● Objective: Find every line in the records below that contains the word "source", and copy each such line.

***** Input *****

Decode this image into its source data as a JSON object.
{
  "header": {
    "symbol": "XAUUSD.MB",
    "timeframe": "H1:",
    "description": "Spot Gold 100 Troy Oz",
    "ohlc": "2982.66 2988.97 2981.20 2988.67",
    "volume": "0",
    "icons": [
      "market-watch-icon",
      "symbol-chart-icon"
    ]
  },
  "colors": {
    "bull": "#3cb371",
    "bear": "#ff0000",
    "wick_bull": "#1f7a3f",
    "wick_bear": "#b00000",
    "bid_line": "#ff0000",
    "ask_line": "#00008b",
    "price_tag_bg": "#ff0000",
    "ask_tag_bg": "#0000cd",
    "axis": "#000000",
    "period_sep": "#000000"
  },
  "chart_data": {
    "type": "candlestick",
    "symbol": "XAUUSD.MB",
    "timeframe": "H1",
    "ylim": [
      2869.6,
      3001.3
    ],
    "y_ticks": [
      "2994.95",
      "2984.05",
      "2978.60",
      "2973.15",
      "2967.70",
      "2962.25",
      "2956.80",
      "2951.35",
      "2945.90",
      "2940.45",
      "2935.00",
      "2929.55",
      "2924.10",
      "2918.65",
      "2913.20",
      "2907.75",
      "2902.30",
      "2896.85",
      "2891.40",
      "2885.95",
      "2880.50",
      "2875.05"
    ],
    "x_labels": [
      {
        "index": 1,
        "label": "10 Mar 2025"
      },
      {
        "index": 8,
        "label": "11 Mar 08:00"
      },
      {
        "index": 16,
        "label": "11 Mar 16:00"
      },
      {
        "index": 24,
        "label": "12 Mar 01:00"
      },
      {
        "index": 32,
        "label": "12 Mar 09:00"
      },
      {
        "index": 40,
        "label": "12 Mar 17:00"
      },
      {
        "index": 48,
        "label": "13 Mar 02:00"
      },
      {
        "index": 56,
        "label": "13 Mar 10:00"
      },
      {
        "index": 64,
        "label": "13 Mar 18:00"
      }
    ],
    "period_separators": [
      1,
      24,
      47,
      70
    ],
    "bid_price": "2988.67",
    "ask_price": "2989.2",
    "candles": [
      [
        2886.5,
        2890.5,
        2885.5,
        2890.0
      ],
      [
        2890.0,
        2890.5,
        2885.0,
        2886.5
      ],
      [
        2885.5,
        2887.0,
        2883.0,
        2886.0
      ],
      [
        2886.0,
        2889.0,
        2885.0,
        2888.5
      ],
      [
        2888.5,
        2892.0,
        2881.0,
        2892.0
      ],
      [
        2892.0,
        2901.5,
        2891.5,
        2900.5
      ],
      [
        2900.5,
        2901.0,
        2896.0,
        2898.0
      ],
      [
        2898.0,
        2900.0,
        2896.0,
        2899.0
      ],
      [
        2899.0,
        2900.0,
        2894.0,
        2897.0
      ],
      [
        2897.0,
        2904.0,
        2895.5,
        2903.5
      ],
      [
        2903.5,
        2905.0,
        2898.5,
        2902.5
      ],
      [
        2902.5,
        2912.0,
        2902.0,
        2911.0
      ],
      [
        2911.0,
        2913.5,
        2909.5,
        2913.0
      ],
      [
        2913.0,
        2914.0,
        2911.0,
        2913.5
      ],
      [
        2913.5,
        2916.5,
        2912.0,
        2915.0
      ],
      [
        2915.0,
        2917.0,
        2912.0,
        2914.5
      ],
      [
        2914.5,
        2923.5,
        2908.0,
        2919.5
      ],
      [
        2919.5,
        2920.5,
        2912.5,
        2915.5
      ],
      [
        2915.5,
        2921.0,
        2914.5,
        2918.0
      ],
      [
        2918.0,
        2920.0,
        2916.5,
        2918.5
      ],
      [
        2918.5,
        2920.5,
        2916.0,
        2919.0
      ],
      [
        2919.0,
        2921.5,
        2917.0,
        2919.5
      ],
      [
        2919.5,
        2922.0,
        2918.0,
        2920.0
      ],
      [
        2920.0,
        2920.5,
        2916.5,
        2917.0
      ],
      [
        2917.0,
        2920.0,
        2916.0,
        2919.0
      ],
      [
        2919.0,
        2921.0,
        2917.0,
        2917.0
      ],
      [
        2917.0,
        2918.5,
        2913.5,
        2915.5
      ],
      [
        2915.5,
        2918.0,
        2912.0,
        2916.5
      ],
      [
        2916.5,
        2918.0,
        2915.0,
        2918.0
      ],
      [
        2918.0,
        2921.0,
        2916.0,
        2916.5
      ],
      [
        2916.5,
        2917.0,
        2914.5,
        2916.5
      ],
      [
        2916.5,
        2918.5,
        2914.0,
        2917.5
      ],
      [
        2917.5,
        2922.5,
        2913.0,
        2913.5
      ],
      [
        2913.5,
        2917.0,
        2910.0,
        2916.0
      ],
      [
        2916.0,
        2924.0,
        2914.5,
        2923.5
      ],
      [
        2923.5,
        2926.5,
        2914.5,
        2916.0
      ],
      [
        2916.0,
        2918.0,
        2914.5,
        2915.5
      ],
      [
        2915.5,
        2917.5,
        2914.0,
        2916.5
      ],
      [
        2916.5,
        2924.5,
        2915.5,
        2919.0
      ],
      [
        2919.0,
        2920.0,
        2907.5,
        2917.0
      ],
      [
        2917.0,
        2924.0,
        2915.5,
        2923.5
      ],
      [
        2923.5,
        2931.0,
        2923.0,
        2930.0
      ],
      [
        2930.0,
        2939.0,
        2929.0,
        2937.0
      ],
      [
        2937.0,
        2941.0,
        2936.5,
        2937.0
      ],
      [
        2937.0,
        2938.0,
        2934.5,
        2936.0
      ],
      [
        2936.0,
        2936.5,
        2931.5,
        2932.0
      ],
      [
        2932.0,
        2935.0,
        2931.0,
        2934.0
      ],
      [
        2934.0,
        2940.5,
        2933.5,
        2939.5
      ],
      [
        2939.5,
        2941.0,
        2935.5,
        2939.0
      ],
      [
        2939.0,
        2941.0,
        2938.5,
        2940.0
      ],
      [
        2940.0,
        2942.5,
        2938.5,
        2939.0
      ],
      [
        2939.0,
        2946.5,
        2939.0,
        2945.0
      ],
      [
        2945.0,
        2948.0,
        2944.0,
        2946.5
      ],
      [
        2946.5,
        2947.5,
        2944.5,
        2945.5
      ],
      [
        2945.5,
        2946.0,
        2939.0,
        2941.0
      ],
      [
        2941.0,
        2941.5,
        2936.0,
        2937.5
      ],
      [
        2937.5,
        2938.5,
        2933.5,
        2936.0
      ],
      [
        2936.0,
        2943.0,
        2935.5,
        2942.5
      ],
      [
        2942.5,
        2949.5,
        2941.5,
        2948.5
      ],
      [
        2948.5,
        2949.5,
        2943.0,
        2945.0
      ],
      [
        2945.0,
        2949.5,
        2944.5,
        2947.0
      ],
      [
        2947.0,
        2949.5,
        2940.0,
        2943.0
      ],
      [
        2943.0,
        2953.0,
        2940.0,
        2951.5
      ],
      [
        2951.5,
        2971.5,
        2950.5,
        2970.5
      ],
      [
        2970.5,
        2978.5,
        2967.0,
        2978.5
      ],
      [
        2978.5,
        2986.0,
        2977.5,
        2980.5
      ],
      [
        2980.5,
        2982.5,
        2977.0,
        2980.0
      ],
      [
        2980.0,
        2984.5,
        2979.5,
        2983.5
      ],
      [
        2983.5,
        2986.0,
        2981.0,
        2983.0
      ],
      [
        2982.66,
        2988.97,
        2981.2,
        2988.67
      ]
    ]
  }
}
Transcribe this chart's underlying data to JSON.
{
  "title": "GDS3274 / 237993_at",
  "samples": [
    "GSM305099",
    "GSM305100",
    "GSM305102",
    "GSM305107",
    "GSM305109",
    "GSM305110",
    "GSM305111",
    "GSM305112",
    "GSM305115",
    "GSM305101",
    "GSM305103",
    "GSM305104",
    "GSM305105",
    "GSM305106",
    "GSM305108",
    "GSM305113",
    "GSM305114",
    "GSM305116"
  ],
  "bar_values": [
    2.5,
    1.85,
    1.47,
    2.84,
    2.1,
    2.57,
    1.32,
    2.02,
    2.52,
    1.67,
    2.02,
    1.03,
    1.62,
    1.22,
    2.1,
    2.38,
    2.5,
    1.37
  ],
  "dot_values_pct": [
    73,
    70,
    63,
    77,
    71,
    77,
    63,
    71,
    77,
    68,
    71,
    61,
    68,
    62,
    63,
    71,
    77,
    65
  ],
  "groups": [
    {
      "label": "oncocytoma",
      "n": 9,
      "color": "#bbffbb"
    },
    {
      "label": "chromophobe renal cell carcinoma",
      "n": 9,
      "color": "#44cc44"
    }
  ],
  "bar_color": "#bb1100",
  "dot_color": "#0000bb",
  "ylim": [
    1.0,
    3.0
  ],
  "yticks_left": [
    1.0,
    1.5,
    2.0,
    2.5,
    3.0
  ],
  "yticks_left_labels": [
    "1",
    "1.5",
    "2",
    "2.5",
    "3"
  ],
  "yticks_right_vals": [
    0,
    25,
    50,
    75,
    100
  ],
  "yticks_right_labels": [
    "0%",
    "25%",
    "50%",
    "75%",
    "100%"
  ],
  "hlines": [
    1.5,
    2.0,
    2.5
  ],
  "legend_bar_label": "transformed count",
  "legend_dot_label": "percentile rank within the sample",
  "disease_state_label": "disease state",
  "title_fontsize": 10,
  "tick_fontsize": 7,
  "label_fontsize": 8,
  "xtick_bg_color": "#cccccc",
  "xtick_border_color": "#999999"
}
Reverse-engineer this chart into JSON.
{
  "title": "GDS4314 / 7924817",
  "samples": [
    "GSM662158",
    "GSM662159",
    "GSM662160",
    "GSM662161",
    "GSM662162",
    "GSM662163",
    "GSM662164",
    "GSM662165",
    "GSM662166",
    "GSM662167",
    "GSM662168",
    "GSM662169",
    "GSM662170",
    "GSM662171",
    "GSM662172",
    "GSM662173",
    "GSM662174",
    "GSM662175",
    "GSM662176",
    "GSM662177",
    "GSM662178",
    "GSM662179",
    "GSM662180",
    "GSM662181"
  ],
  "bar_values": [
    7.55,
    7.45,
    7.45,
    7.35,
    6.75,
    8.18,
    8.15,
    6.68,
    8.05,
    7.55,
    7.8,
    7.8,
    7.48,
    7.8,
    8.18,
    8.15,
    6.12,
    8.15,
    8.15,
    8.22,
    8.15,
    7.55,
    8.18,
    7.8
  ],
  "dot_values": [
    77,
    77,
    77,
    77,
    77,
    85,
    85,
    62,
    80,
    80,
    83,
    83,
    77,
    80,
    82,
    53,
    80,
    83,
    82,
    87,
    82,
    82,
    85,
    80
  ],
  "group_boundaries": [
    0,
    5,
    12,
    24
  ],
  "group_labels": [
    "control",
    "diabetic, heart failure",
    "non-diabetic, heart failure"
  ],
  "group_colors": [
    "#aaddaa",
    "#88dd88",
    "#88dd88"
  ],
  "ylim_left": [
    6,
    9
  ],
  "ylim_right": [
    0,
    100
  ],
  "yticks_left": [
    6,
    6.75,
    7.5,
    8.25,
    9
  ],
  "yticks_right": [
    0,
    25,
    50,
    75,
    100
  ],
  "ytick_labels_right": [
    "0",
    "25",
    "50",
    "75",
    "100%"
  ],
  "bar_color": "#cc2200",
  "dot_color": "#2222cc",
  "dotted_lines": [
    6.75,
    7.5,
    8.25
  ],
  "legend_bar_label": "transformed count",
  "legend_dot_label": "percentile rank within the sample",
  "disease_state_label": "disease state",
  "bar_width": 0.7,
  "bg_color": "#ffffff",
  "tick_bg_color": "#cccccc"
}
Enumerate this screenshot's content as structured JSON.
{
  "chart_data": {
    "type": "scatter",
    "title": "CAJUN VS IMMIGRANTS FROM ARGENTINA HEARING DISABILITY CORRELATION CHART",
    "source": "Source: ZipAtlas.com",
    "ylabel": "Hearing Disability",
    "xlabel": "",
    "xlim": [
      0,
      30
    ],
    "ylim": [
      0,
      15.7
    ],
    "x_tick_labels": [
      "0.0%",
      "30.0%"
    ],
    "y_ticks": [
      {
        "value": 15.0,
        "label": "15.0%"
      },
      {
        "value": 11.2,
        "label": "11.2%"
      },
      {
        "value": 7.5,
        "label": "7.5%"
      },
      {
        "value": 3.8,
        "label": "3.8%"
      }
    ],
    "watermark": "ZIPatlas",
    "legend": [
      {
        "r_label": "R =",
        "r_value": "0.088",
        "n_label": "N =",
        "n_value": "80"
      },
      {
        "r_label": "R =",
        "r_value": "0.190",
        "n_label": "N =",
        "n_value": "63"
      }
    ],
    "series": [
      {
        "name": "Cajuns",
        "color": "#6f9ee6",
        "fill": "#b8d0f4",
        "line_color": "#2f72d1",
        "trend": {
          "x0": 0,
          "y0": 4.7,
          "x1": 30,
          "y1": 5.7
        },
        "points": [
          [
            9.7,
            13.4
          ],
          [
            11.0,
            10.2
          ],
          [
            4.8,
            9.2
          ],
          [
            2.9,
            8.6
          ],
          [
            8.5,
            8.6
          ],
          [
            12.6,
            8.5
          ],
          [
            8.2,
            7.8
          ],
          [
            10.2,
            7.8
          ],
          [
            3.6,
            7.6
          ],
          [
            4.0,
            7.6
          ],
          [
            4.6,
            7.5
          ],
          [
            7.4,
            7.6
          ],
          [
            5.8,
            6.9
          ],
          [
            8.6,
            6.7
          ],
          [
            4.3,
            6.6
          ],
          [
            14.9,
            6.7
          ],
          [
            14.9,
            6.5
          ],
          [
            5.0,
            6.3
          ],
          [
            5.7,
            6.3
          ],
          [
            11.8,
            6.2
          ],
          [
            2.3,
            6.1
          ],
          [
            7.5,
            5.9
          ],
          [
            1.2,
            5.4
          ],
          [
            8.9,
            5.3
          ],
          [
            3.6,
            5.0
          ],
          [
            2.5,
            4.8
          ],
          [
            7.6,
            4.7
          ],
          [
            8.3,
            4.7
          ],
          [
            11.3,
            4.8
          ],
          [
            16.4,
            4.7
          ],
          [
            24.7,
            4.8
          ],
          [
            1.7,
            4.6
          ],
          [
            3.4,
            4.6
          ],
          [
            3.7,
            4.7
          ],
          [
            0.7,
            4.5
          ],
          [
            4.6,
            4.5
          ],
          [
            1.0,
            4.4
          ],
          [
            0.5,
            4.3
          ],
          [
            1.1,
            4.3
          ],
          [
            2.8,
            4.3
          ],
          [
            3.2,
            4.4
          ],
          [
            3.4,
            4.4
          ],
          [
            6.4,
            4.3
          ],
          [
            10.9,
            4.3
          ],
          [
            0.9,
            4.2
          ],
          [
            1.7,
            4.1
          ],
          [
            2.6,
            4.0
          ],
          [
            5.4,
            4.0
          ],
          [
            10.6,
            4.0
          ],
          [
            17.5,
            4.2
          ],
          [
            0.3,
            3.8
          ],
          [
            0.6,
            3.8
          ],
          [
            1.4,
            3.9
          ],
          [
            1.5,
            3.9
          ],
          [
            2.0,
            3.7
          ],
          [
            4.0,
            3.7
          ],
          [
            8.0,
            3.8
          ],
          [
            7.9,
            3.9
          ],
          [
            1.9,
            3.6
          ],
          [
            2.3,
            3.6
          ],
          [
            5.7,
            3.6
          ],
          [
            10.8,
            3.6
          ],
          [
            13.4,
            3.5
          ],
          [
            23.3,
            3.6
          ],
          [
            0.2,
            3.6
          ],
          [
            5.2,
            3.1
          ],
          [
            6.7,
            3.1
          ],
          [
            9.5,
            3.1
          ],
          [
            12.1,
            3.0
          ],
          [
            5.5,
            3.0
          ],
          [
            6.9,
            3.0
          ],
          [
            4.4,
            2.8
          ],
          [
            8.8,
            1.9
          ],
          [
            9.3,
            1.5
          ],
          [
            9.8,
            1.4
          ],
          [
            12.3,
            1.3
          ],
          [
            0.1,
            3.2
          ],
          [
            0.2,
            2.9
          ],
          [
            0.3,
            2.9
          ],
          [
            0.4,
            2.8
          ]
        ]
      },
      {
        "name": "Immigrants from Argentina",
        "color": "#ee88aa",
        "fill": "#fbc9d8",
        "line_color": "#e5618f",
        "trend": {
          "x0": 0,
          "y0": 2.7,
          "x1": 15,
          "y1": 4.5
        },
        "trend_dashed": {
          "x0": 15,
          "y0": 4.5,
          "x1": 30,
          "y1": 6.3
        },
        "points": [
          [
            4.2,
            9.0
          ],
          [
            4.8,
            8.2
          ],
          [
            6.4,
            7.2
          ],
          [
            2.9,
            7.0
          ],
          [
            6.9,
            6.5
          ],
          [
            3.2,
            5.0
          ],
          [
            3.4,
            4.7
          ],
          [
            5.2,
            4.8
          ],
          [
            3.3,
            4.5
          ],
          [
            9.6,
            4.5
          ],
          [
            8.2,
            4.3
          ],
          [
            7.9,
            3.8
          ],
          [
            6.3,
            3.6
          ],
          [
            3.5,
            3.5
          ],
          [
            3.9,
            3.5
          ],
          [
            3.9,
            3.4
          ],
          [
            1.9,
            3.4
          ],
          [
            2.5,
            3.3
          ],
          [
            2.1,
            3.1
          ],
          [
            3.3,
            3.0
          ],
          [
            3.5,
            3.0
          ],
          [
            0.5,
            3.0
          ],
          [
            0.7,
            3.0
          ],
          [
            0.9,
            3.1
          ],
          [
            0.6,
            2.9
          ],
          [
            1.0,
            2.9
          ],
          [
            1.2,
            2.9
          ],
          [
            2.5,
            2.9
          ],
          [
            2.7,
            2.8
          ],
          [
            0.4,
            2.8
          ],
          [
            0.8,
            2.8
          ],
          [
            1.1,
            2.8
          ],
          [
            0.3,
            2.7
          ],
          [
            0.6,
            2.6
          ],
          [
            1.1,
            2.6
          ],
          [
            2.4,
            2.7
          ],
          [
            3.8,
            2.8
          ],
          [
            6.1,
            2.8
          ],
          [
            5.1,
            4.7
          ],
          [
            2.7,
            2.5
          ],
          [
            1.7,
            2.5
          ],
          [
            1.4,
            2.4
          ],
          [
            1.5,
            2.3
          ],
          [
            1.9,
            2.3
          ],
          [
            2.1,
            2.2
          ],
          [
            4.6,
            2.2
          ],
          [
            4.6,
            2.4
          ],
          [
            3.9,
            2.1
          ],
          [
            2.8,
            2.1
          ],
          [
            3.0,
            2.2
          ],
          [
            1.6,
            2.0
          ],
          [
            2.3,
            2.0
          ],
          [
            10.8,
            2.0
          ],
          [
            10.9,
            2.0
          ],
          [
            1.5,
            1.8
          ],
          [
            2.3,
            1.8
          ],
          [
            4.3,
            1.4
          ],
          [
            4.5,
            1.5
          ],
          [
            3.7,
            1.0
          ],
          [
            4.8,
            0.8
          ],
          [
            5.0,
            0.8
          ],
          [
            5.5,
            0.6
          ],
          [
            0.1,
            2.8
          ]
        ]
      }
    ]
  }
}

*****

● The answer:
Decode this image into its source data as a JSON object.
    "source": "Source: ZipAtlas.com",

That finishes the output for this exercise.